• _Exercise_: Identify and reproduce every line holding the string "Gegenstände".

++++ Material to process

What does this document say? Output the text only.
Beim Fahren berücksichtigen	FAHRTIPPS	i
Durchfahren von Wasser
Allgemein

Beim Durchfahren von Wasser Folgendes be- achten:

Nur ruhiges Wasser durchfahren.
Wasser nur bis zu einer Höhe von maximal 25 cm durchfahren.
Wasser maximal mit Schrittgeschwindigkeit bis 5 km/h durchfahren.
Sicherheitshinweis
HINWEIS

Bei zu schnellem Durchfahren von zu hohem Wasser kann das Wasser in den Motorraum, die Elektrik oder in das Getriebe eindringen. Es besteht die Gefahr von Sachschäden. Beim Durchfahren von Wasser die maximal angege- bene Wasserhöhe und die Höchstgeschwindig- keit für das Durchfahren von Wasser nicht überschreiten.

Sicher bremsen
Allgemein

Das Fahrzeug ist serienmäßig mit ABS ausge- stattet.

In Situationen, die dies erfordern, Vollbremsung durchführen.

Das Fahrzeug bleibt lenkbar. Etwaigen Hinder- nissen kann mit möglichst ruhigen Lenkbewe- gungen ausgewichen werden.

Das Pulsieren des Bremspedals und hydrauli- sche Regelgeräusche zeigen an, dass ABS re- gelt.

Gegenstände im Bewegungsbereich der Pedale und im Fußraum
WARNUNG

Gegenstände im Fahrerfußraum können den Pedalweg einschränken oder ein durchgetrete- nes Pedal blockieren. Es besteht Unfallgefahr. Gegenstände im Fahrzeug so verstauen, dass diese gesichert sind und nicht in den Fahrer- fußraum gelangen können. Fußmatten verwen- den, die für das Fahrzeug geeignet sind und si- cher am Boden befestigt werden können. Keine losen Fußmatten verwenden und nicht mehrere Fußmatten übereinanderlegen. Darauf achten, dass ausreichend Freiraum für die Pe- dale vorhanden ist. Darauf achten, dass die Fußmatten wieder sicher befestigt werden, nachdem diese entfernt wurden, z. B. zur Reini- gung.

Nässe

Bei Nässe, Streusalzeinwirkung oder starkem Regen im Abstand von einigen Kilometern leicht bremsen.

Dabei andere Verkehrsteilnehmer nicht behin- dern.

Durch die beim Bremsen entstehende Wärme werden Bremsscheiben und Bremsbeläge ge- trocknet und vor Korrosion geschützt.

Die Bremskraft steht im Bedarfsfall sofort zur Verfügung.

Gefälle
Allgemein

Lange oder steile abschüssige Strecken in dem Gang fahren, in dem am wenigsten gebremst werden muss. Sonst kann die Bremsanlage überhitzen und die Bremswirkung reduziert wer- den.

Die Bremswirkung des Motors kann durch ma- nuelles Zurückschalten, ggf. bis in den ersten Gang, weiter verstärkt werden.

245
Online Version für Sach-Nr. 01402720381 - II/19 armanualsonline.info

++++++++

• _Output for this exercise_:
Gegenstände im Bewegungsbereich der Pedale und im Fußraum
Gegenstände im Fahrerfußraum können den Pedalweg einschränken oder ein durchgetrete- nes Pedal blockieren. Es besteht Unfallgefahr. Gegenstände im Fahrzeug so verstauen, dass diese gesichert sind und nicht in den Fahrer- fußraum gelangen können. Fußmatten verwen- den, die für das Fahrzeug geeignet sind und si- cher am Boden befestigt werden können. Keine losen Fußmatten verwenden und nicht mehrere Fußmatten übereinanderlegen. Darauf achten, dass ausreichend Freiraum für die Pe- dale vorhanden ist. Darauf achten, dass die Fußmatten wieder sicher befestigt werden, nachdem diese entfernt wurden, z. B. zur Reini- gung.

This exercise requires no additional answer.